*What to do:* Count how many lines of the material contain the string "diff", then give that number and nothing more.

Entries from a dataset
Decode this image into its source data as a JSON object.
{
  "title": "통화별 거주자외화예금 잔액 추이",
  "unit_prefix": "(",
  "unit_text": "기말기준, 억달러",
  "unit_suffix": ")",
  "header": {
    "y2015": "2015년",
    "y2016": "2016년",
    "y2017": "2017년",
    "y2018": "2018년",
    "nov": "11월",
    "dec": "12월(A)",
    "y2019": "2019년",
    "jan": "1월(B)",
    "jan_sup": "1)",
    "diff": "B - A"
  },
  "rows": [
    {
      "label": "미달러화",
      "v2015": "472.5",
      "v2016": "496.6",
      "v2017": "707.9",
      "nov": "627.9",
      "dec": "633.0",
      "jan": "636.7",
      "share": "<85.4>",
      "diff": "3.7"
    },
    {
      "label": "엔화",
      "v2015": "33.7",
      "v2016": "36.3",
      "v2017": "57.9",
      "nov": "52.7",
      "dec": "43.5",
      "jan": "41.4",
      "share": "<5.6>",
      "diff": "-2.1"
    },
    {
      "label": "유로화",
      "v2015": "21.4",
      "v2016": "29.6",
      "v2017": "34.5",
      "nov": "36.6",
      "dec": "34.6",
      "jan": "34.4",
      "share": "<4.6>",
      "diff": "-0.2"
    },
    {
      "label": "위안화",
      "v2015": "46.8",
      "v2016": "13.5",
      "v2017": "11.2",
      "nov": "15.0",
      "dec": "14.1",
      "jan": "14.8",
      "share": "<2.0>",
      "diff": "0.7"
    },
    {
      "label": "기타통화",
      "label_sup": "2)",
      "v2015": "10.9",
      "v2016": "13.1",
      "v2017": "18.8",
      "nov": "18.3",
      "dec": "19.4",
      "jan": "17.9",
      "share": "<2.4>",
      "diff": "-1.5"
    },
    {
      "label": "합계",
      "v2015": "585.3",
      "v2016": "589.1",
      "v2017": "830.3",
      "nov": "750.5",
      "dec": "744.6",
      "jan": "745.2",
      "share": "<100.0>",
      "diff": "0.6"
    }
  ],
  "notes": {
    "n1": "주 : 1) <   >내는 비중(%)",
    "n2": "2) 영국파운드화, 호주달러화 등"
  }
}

*Worked answer:* 7